— BEGIN Data supplied —

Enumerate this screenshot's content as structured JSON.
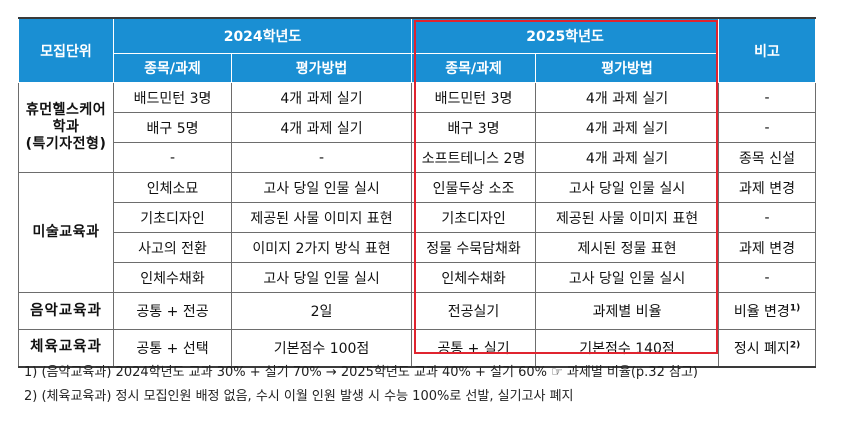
{
  "header": {
    "unit": "모집단위",
    "year2024": "2024학년도",
    "year2025": "2025학년도",
    "remark": "비고",
    "event": "종목/과제",
    "method": "평가방법"
  },
  "rows": [
    {
      "dept": "휴먼헬스케어학과\n(특기자전형)",
      "e24": "배드민턴 3명",
      "m24": "4개 과제 실기",
      "e25": "배드민턴 3명",
      "m25": "4개 과제 실기",
      "remark": "-"
    },
    {
      "e24": "배구 5명",
      "m24": "4개 과제 실기",
      "e25": "배구 3명",
      "m25": "4개 과제 실기",
      "remark": "-"
    },
    {
      "e24": "-",
      "m24": "-",
      "e25": "소프트테니스 2명",
      "m25": "4개 과제 실기",
      "remark": "종목 신설"
    },
    {
      "dept": "미술교육과",
      "e24": "인체소묘",
      "m24": "고사 당일 인물 실시",
      "e25": "인물두상 소조",
      "m25": "고사 당일 인물 실시",
      "remark": "과제 변경"
    },
    {
      "e24": "기초디자인",
      "m24": "제공된 사물 이미지 표현",
      "e25": "기초디자인",
      "m25": "제공된 사물 이미지 표현",
      "remark": "-"
    },
    {
      "e24": "사고의 전환",
      "m24": "이미지 2가지 방식 표현",
      "e25": "정물 수묵담채화",
      "m25": "제시된 정물 표현",
      "remark": "과제 변경"
    },
    {
      "e24": "인체수채화",
      "m24": "고사 당일 인물 실시",
      "e25": "인체수채화",
      "m25": "고사 당일 인물 실시",
      "remark": "-"
    },
    {
      "dept": "음악교육과",
      "e24": "공통 + 전공",
      "m24": "2일",
      "e25": "전공실기",
      "m25": "과제별 비율",
      "remark": "비율 변경",
      "remark_sup": "1)"
    },
    {
      "dept": "체육교육과",
      "e24": "공통 + 선택",
      "m24": "기본점수 100점",
      "e25": "공통 + 실기",
      "m25": "기본점수 140점",
      "remark": "정시 폐지",
      "remark_sup": "2)"
    }
  ],
  "notes": [
    "1) (음악교육과) 2024학년도 교과 30% + 실기 70% → 2025학년도 교과 40% + 실기 60% ☞ 과제별 비율(p.32 참고)",
    "2) (체육교육과) 정시 모집인원 배정 없음, 수시 이월 인원 발생 시 수능 100%로 선발, 실기고사 폐지"
  ],
  "colors": {
    "header_bg": "#1a8fd3",
    "highlight_border": "#e0242f"
  }
}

— END Data supplied —

Stated task:
Pictures are excluded; output everything else in the data verbatim.

Solution to this exercise:
Enumerate this screenshot's content as structured JSON.
{
  "header": {
    "unit": "모집단위",
    "year2024": "2024학년도",
    "year2025": "2025학년도",
    "remark": "비고",
    "event": "종목/과제",
    "method": "평가방법"
  },
  "rows": [
    {
      "dept": "휴먼헬스케어학과\n(특기자전형)",
      "e24": "배드민턴 3명",
      "m24": "4개 과제 실기",
      "e25": "배드민턴 3명",
      "m25": "4개 과제 실기",
      "remark": "-"
    },
    {
      "e24": "배구 5명",
      "m24": "4개 과제 실기",
      "e25": "배구 3명",
      "m25": "4개 과제 실기",
      "remark": "-"
    },
    {
      "e24": "-",
      "m24": "-",
      "e25": "소프트테니스 2명",
      "m25": "4개 과제 실기",
      "remark": "종목 신설"
    },
    {
      "dept": "미술교육과",
      "e24": "인체소묘",
      "m24": "고사 당일 인물 실시",
      "e25": "인물두상 소조",
      "m25": "고사 당일 인물 실시",
      "remark": "과제 변경"
    },
    {
      "e24": "기초디자인",
      "m24": "제공된 사물 이미지 표현",
      "e25": "기초디자인",
      "m25": "제공된 사물 이미지 표현",
      "remark": "-"
    },
    {
      "e24": "사고의 전환",
      "m24": "이미지 2가지 방식 표현",
      "e25": "정물 수묵담채화",
      "m25": "제시된 정물 표현",
      "remark": "과제 변경"
    },
    {
      "e24": "인체수채화",
      "m24": "고사 당일 인물 실시",
      "e25": "인체수채화",
      "m25": "고사 당일 인물 실시",
      "remark": "-"
    },
    {
      "dept": "음악교육과",
      "e24": "공통 + 전공",
      "m24": "2일",
      "e25": "전공실기",
      "m25": "과제별 비율",
      "remark": "비율 변경",
      "remark_sup": "1)"
    },
    {
      "dept": "체육교육과",
      "e24": "공통 + 선택",
      "m24": "기본점수 100점",
      "e25": "공통 + 실기",
      "m25": "기본점수 140점",
      "remark": "정시 폐지",
      "remark_sup": "2)"
    }
  ],
  "notes": [
    "1) (음악교육과) 2024학년도 교과 30% + 실기 70% → 2025학년도 교과 40% + 실기 60% ☞ 과제별 비율(p.32 참고)",
    "2) (체육교육과) 정시 모집인원 배정 없음, 수시 이월 인원 발생 시 수능 100%로 선발, 실기고사 폐지"
  ],
  "colors": {
    "header_bg": "#1a8fd3",
    "highlight_border": "#e0242f"
  }
}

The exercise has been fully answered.